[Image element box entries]
--- --- ---
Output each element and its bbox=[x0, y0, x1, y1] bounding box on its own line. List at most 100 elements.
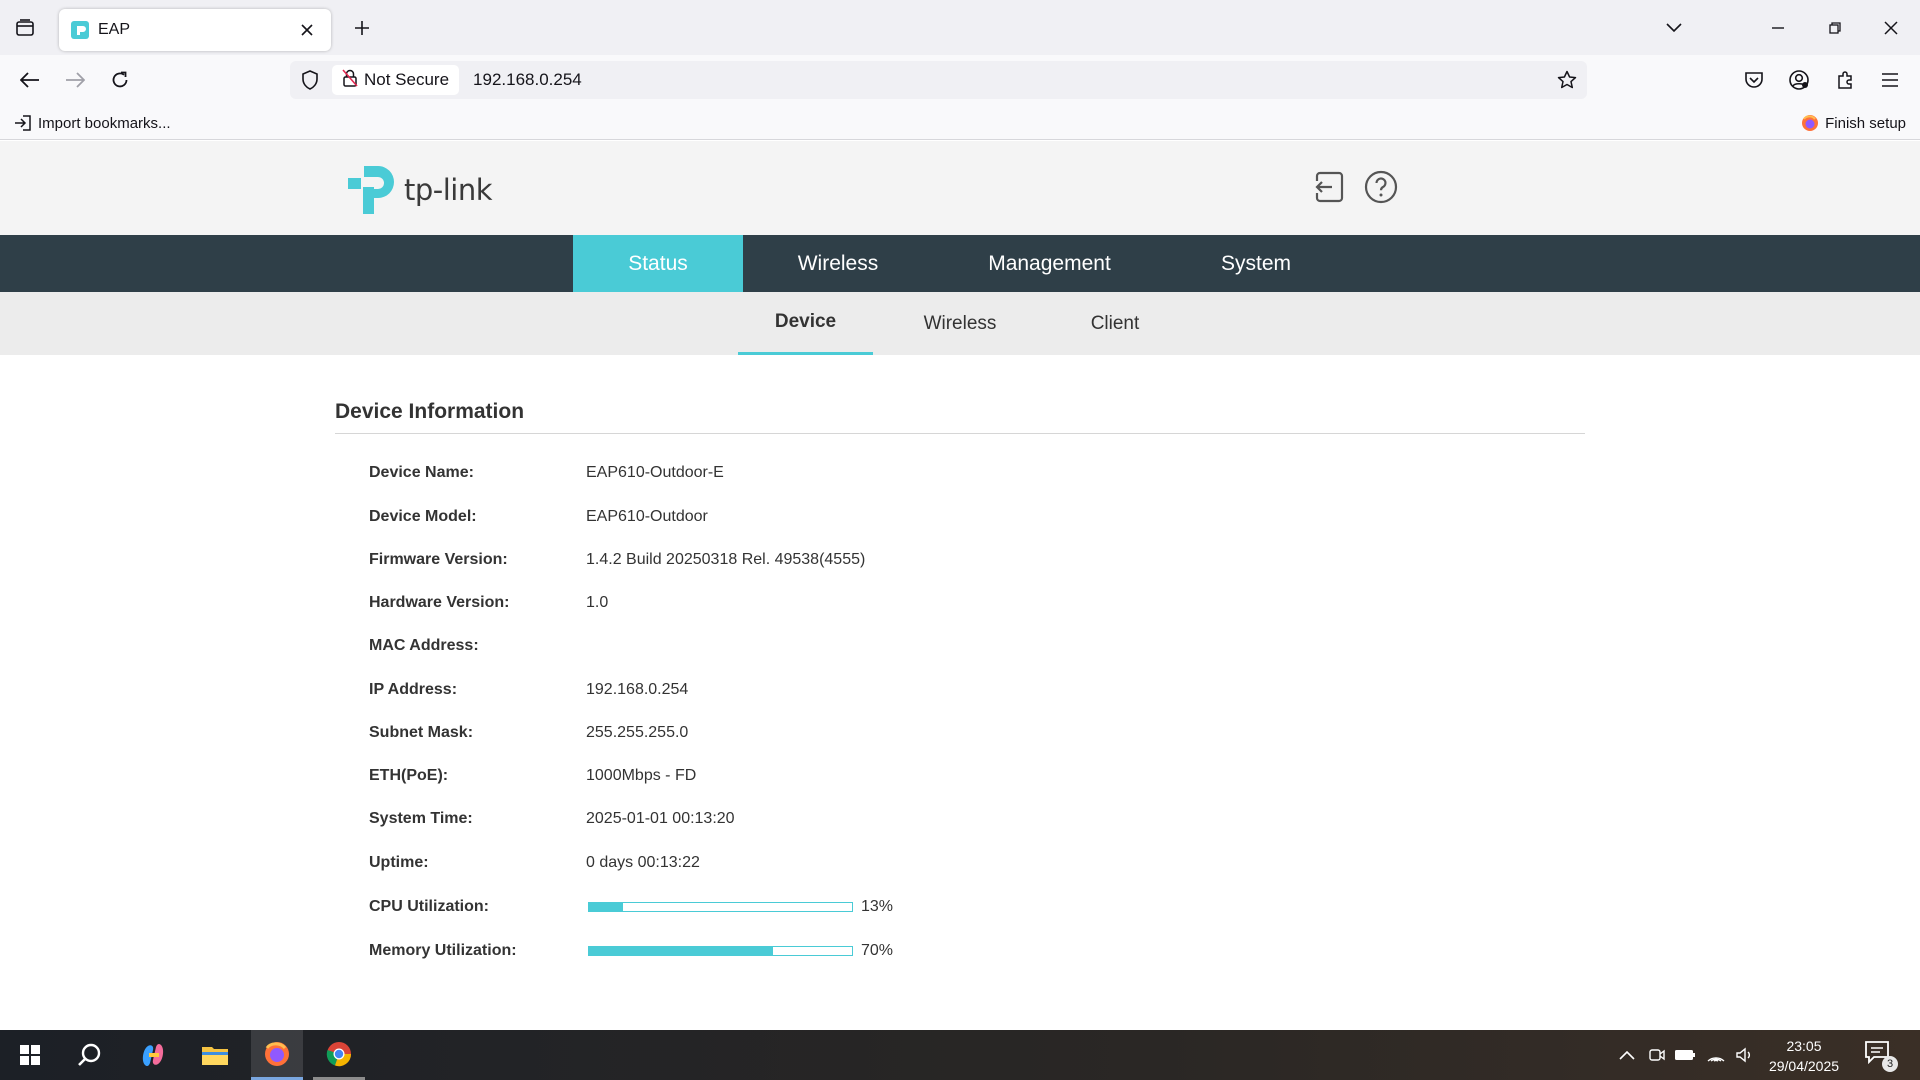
file-explorer-icon[interactable] bbox=[189, 1030, 241, 1080]
row-cpu-utilization: CPU Utilization: 13% bbox=[369, 895, 1069, 919]
system-time-value: 2025-01-01 00:13:20 bbox=[586, 810, 735, 827]
device-model-label: Device Model: bbox=[369, 508, 477, 525]
tp-link-logo-icon bbox=[348, 166, 394, 214]
hamburger-menu-icon[interactable] bbox=[1872, 63, 1908, 97]
uptime-value: 0 days 00:13:22 bbox=[586, 854, 700, 871]
memory-utilization-value: 70% bbox=[586, 942, 893, 960]
help-icon[interactable] bbox=[1363, 169, 1399, 205]
camera-tray-icon[interactable] bbox=[1644, 1042, 1670, 1068]
logout-icon[interactable] bbox=[1310, 169, 1346, 205]
section-divider bbox=[335, 433, 1585, 434]
hardware-version-value: 1.0 bbox=[586, 594, 609, 611]
tab-status[interactable]: Status bbox=[573, 235, 743, 292]
uptime-label: Uptime: bbox=[369, 854, 429, 871]
firefox-taskbar-icon[interactable] bbox=[251, 1030, 303, 1080]
tab-list-icon[interactable] bbox=[0, 0, 50, 55]
forward-arrow-icon[interactable] bbox=[57, 63, 93, 97]
section-title: Device Information bbox=[335, 400, 525, 423]
row-device-model: Device Model: EAP610-Outdoor bbox=[369, 505, 1069, 529]
windows-start-icon[interactable] bbox=[4, 1030, 56, 1080]
subnet-mask-value: 255.255.255.0 bbox=[586, 724, 689, 741]
memory-utilization-label: Memory Utilization: bbox=[369, 942, 517, 959]
copilot-icon[interactable] bbox=[127, 1030, 179, 1080]
minimize-window-icon[interactable] bbox=[1755, 0, 1801, 55]
new-tab-button[interactable] bbox=[344, 14, 380, 42]
row-mac-address: MAC Address: bbox=[369, 634, 1069, 658]
reload-icon[interactable] bbox=[102, 63, 138, 97]
import-icon bbox=[14, 115, 32, 131]
device-model-value: EAP610-Outdoor bbox=[586, 508, 708, 525]
back-arrow-icon[interactable] bbox=[12, 63, 48, 97]
eth-poe-value: 1000Mbps - FD bbox=[586, 767, 697, 784]
subtab-wireless[interactable]: Wireless bbox=[900, 292, 1020, 355]
browser-toolbar: Not Secure 192.168.0.254 bbox=[0, 55, 1920, 105]
tab-management[interactable]: Management bbox=[933, 235, 1166, 292]
chrome-taskbar-icon[interactable] bbox=[313, 1030, 365, 1080]
row-hardware-version: Hardware Version: 1.0 bbox=[369, 591, 1069, 615]
not-secure-indicator[interactable]: Not Secure bbox=[332, 65, 460, 95]
finish-setup-link[interactable]: Finish setup bbox=[1801, 111, 1906, 135]
tab-title: EAP bbox=[98, 21, 131, 38]
bookmarks-toolbar: Import bookmarks... Finish setup bbox=[0, 105, 1920, 140]
device-name-value: EAP610-Outdoor-E bbox=[586, 464, 724, 481]
row-subnet-mask: Subnet Mask: 255.255.255.0 bbox=[369, 721, 1069, 745]
clock-time: 23:05 bbox=[1786, 1038, 1822, 1054]
browser-tab-bar: EAP bbox=[0, 0, 1920, 55]
tp-link-logo: tp-link bbox=[346, 164, 493, 216]
device-name-label: Device Name: bbox=[369, 464, 474, 481]
battery-icon[interactable] bbox=[1672, 1042, 1698, 1068]
row-firmware-version: Firmware Version: 1.4.2 Build 20250318 R… bbox=[369, 548, 1069, 572]
firefox-logo-icon bbox=[1801, 114, 1819, 132]
import-bookmarks-label: Import bookmarks... bbox=[38, 114, 171, 132]
cpu-utilization-label: CPU Utilization: bbox=[369, 898, 489, 915]
windows-taskbar: 23:05 29/04/2025 3 bbox=[0, 1030, 1920, 1080]
firmware-version-value: 1.4.2 Build 20250318 Rel. 49538(4555) bbox=[586, 551, 866, 568]
tab-wireless[interactable]: Wireless bbox=[743, 235, 933, 292]
row-device-name: Device Name: EAP610-Outdoor-E bbox=[369, 461, 1069, 485]
close-window-icon[interactable] bbox=[1868, 0, 1914, 55]
cpu-progress-bar bbox=[588, 902, 853, 912]
list-all-tabs-icon[interactable] bbox=[1656, 14, 1692, 42]
taskbar-clock[interactable]: 23:05 29/04/2025 bbox=[1762, 1036, 1846, 1076]
tp-link-favicon-icon bbox=[71, 21, 89, 39]
tab-system[interactable]: System bbox=[1166, 235, 1346, 292]
not-secure-label: Not Secure bbox=[364, 70, 450, 89]
close-tab-icon[interactable] bbox=[295, 18, 319, 42]
pocket-icon[interactable] bbox=[1736, 63, 1772, 97]
memory-progress-bar bbox=[588, 946, 853, 956]
cpu-progress-fill bbox=[589, 903, 624, 911]
search-icon[interactable] bbox=[64, 1030, 116, 1080]
notification-count-badge: 3 bbox=[1882, 1056, 1898, 1072]
ip-address-label: IP Address: bbox=[369, 681, 458, 698]
show-hidden-icons-chevron-icon[interactable] bbox=[1614, 1042, 1640, 1068]
wifi-icon[interactable] bbox=[1703, 1042, 1729, 1068]
eth-poe-label: ETH(PoE): bbox=[369, 767, 449, 784]
row-memory-utilization: Memory Utilization: 70% bbox=[369, 939, 1069, 963]
cpu-utilization-value: 13% bbox=[586, 898, 893, 916]
memory-percent-text: 70% bbox=[861, 942, 894, 959]
bookmark-star-icon[interactable] bbox=[1547, 61, 1587, 99]
notification-center-icon[interactable]: 3 bbox=[1864, 1040, 1898, 1072]
subnet-mask-label: Subnet Mask: bbox=[369, 724, 474, 741]
page-header: tp-link bbox=[0, 141, 1920, 235]
subtab-client[interactable]: Client bbox=[1055, 292, 1175, 355]
firmware-version-label: Firmware Version: bbox=[369, 551, 508, 568]
url-text[interactable]: 192.168.0.254 bbox=[473, 70, 1547, 90]
finish-setup-label: Finish setup bbox=[1825, 114, 1906, 132]
extensions-icon[interactable] bbox=[1827, 63, 1863, 97]
volume-icon[interactable] bbox=[1732, 1042, 1758, 1068]
memory-progress-fill bbox=[589, 947, 774, 955]
row-eth-poe: ETH(PoE): 1000Mbps - FD bbox=[369, 764, 1069, 788]
import-bookmarks-link[interactable]: Import bookmarks... bbox=[14, 111, 171, 135]
logo-wordmark: tp-link bbox=[404, 173, 493, 207]
main-navigation: Status Wireless Management System bbox=[0, 235, 1920, 292]
address-bar[interactable]: Not Secure 192.168.0.254 bbox=[290, 61, 1587, 99]
row-system-time: System Time: 2025-01-01 00:13:20 bbox=[369, 807, 1069, 831]
restore-window-icon[interactable] bbox=[1812, 0, 1858, 55]
subtab-device[interactable]: Device bbox=[738, 292, 873, 355]
row-uptime: Uptime: 0 days 00:13:22 bbox=[369, 851, 1069, 875]
cpu-percent-text: 13% bbox=[861, 898, 894, 915]
account-icon[interactable] bbox=[1781, 63, 1817, 97]
browser-tab-eap[interactable]: EAP bbox=[59, 9, 331, 51]
tracking-protection-shield-icon[interactable] bbox=[290, 61, 330, 99]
--- --- ---
Can you recast the entries between the lines holding "file-explorer-icon[interactable] bbox=[189, 1030, 241, 1080]" and "tp-link-logo-icon bbox=[348, 166, 394, 214]", inclusive, as a JSON list of strings with one string per line and blank lines left out?

[
  "file-explorer-icon[interactable] bbox=[189, 1030, 241, 1080]",
  "row-cpu-utilization: CPU Utilization: 13% bbox=[369, 895, 1069, 919]",
  "system-time-value: 2025-01-01 00:13:20 bbox=[586, 810, 735, 827]",
  "device-model-label: Device Model: bbox=[369, 508, 477, 525]",
  "tp-link-logo-icon bbox=[348, 166, 394, 214]"
]